### Data records
_____

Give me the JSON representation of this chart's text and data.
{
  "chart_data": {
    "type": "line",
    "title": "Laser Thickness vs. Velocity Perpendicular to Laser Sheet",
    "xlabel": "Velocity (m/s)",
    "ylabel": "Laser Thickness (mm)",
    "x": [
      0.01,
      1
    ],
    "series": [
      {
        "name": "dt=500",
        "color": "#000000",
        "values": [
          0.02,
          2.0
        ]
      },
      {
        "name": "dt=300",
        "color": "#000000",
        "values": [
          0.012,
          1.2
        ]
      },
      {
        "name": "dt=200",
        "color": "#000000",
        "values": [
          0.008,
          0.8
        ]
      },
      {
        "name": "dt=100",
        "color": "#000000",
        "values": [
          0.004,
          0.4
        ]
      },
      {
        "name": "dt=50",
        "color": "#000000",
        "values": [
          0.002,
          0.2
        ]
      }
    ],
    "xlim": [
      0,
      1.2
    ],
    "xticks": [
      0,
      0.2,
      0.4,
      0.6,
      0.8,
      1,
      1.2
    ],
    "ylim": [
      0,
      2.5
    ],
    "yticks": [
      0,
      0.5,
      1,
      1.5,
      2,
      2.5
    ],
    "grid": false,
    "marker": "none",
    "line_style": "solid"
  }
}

_____

### Task
State how many lines in the records above contain the word "Laser", giving only the number.

### The completed task
2